• [To be done]
List each line in which the string "apprentices" appears.

======

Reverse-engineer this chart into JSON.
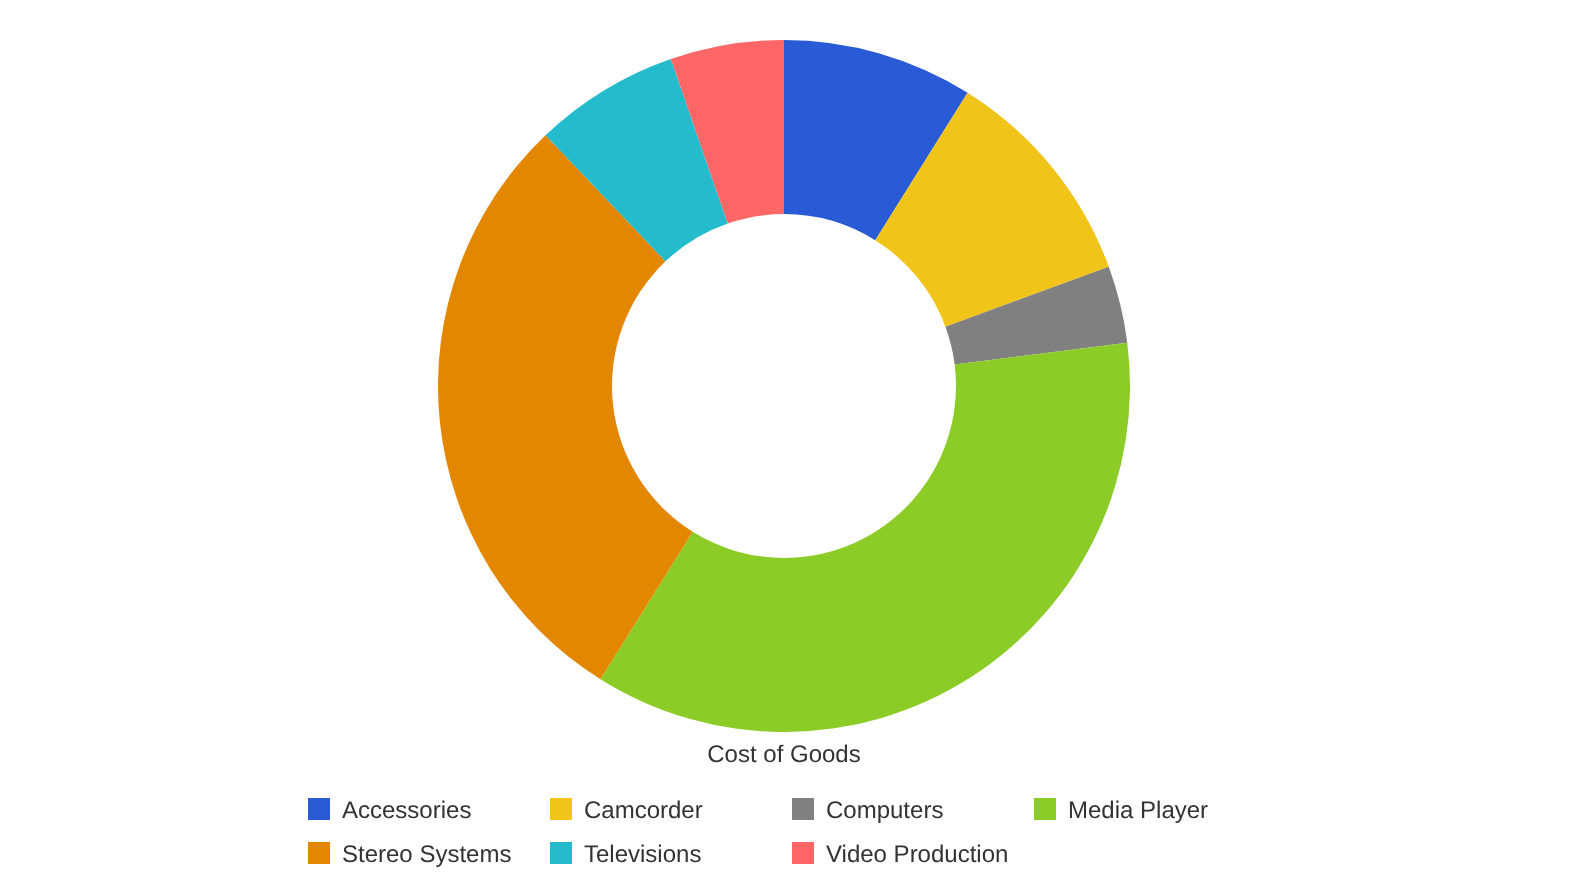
{
  "chart_data": {
    "type": "donut",
    "title": "Cost of Goods",
    "categories": [
      "Accessories",
      "Camcorder",
      "Computers",
      "Media Player",
      "Stereo Systems",
      "Televisions",
      "Video Production"
    ],
    "values": [
      8.9,
      10.5,
      3.6,
      35.9,
      29.0,
      6.8,
      5.3
    ],
    "colors": [
      "#2a5bd7",
      "#f0c419",
      "#808080",
      "#8bcc26",
      "#e38600",
      "#24bccd",
      "#ff6666"
    ],
    "legend": "bottom"
  }
}
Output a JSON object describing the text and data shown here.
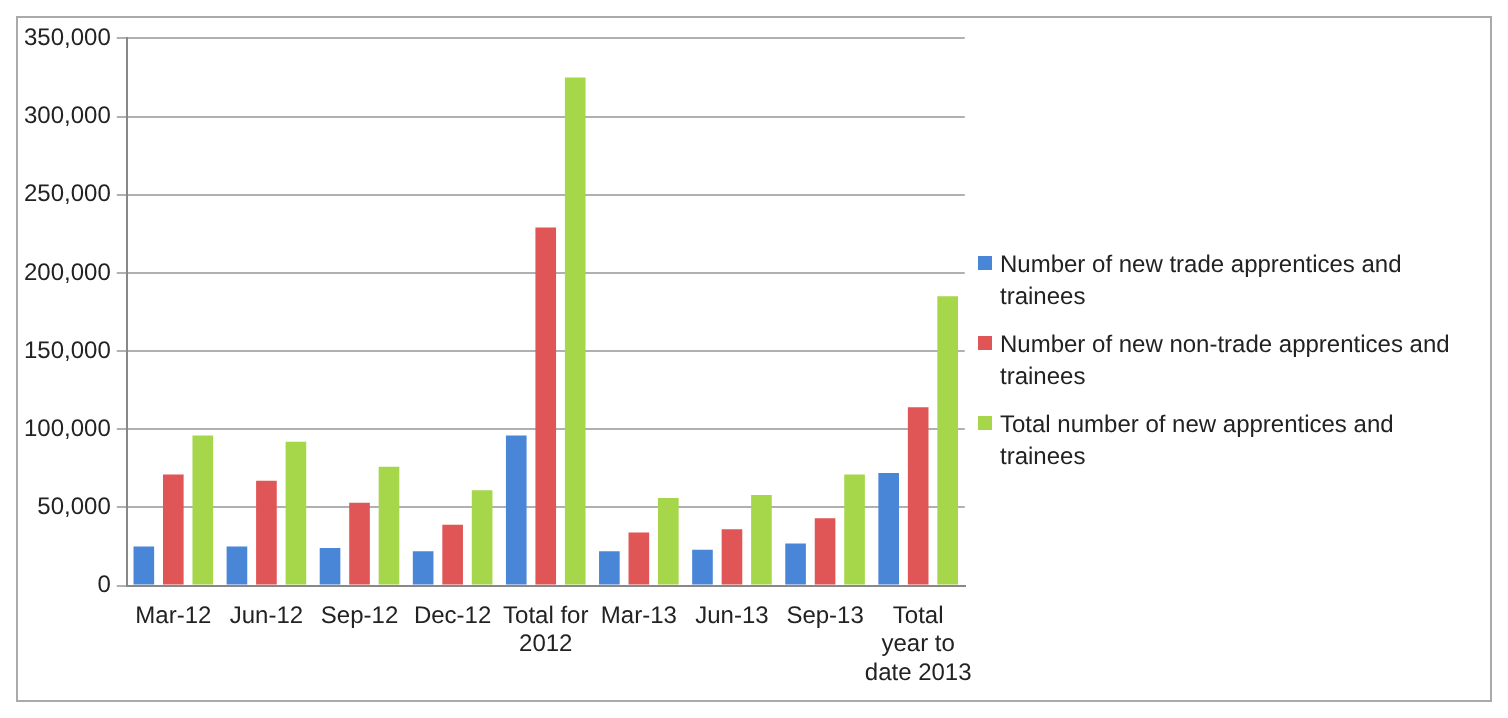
{
  "chart_data": {
    "type": "bar",
    "categories": [
      "Mar-12",
      "Jun-12",
      "Sep-12",
      "Dec-12",
      "Total for 2012",
      "Mar-13",
      "Jun-13",
      "Sep-13",
      "Total year to date 2013"
    ],
    "series": [
      {
        "name": "Number of new trade apprentices and trainees",
        "color": "#4a86d8",
        "values": [
          25000,
          25000,
          24000,
          22000,
          96000,
          22000,
          23000,
          27000,
          72000
        ]
      },
      {
        "name": "Number of new non-trade apprentices and trainees",
        "color": "#e05555",
        "values": [
          71000,
          67000,
          53000,
          39000,
          229000,
          34000,
          36000,
          43000,
          114000
        ]
      },
      {
        "name": "Total number of new apprentices and trainees",
        "color": "#a6d64a",
        "values": [
          96000,
          92000,
          76000,
          61000,
          325000,
          56000,
          58000,
          71000,
          185000
        ]
      }
    ],
    "ylim": [
      0,
      350000
    ],
    "yticks": [
      0,
      {
        "value": 50000,
        "label": "50,000"
      },
      {
        "value": 100000,
        "label": "100,000"
      },
      {
        "value": 150000,
        "label": "150,000"
      },
      {
        "value": 200000,
        "label": "200,000"
      },
      {
        "value": 250000,
        "label": "250,000"
      },
      {
        "value": 300000,
        "label": "300,000"
      },
      {
        "value": 350000,
        "label": "350,000"
      }
    ],
    "grid": "y",
    "legend": "right"
  }
}
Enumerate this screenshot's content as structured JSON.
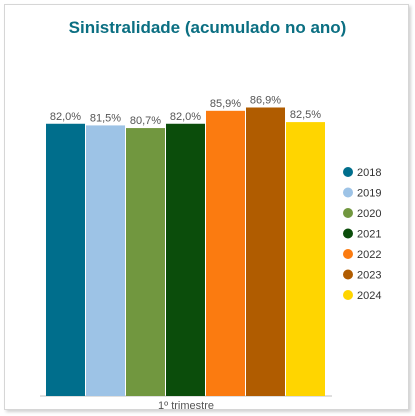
{
  "chart_data": {
    "type": "bar",
    "title": "Sinistralidade (acumulado no ano)",
    "categories": [
      "1º trimestre"
    ],
    "series": [
      {
        "name": "2018",
        "values": [
          82.0
        ],
        "label": "82,0%",
        "color": "#006e8c"
      },
      {
        "name": "2019",
        "values": [
          81.5
        ],
        "label": "81,5%",
        "color": "#9dc3e6"
      },
      {
        "name": "2020",
        "values": [
          80.7
        ],
        "label": "80,7%",
        "color": "#71973f"
      },
      {
        "name": "2021",
        "values": [
          82.0
        ],
        "label": "82,0%",
        "color": "#0b4d0b"
      },
      {
        "name": "2022",
        "values": [
          85.9
        ],
        "label": "85,9%",
        "color": "#fb7b10"
      },
      {
        "name": "2023",
        "values": [
          86.9
        ],
        "label": "86,9%",
        "color": "#b05c00"
      },
      {
        "name": "2024",
        "values": [
          82.5
        ],
        "label": "82,5%",
        "color": "#ffd500"
      }
    ],
    "xlabel": "",
    "ylabel": "",
    "ylim": [
      0,
      100
    ],
    "grid": false,
    "legend_position": "right"
  }
}
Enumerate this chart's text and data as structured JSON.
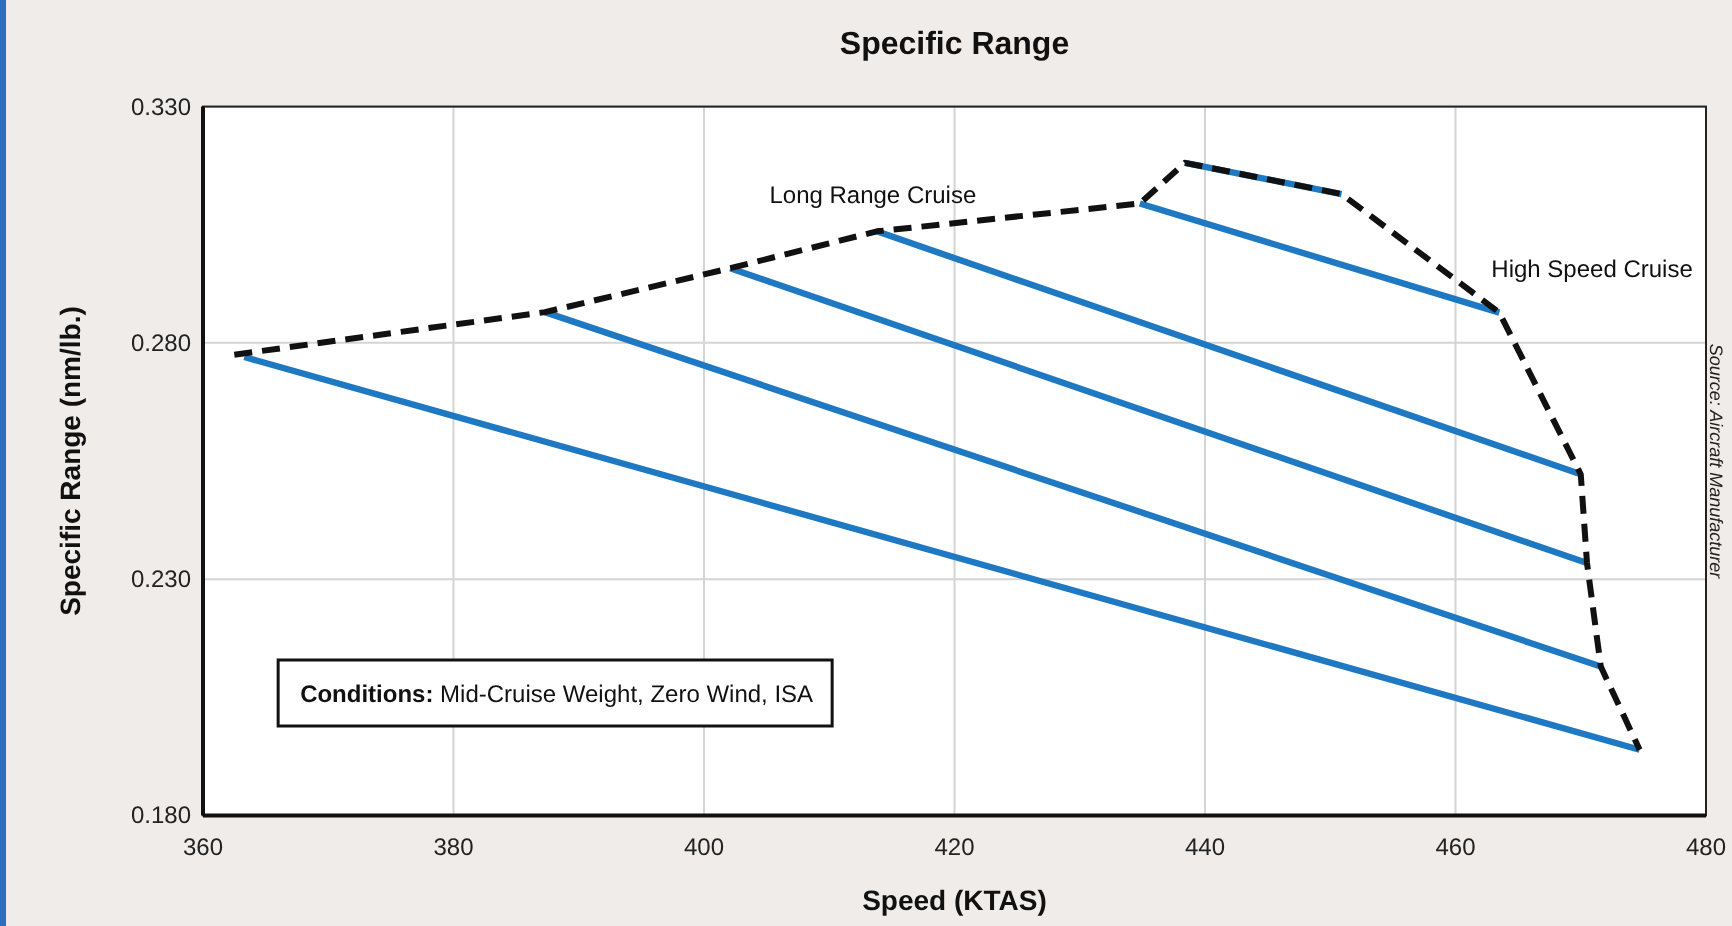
{
  "chart_data": {
    "type": "line",
    "title": "Specific Range",
    "xlabel": "Speed (KTAS)",
    "ylabel": "Specific Range (nm/lb.)",
    "xlim": [
      360,
      480
    ],
    "xticks": [
      360,
      380,
      400,
      420,
      440,
      460,
      480
    ],
    "ylim": [
      0.18,
      0.33
    ],
    "yticks": [
      {
        "value": 0.18,
        "label": "0.180"
      },
      {
        "value": 0.23,
        "label": "0.230"
      },
      {
        "value": 0.28,
        "label": "0.280"
      },
      {
        "value": 0.33,
        "label": "0.330"
      }
    ],
    "grid": true,
    "marker": "none",
    "series": [
      {
        "color": "#1e78c2",
        "x": [
          363.3,
          474.7
        ],
        "values": [
          0.277,
          0.1939
        ]
      },
      {
        "color": "#1e78c2",
        "x": [
          387.3,
          471.6
        ],
        "values": [
          0.2865,
          0.2115
        ]
      },
      {
        "color": "#1e78c2",
        "x": [
          402.1,
          470.5
        ],
        "values": [
          0.2958,
          0.2334
        ]
      },
      {
        "color": "#1e78c2",
        "x": [
          413.8,
          470.0
        ],
        "values": [
          0.3036,
          0.2522
        ]
      },
      {
        "color": "#1e78c2",
        "x": [
          434.8,
          463.5
        ],
        "values": [
          0.3095,
          0.2864
        ]
      },
      {
        "color": "#1e78c2",
        "x": [
          438.4,
          450.9
        ],
        "values": [
          0.3181,
          0.3115
        ]
      },
      {
        "color": "#111111",
        "line_style": "dashed",
        "x": [
          362.5,
          387.3,
          402.1,
          413.8,
          434.8,
          438.4,
          450.9,
          463.5,
          470.0,
          470.5,
          471.6,
          474.7
        ],
        "values": [
          0.2775,
          0.2865,
          0.2958,
          0.3036,
          0.3095,
          0.3181,
          0.3115,
          0.2864,
          0.2522,
          0.2334,
          0.2115,
          0.1939
        ]
      }
    ],
    "annotations": [
      {
        "text": "Long Range Cruise",
        "x": 413.8,
        "y": 0.3036
      },
      {
        "text": "High Speed Cruise",
        "x": 463.5,
        "y": 0.2864
      },
      "Conditions: Mid-Cruise Weight, Zero Wind, ISA",
      "Source: Aircraft Manufacturer"
    ]
  }
}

======

• [Completed task]
        "name": "Number of new trade apprentices and trainees",
        "name": "Number of new non-trade apprentices and trainees",
        "name": "Total number of new apprentices and trainees",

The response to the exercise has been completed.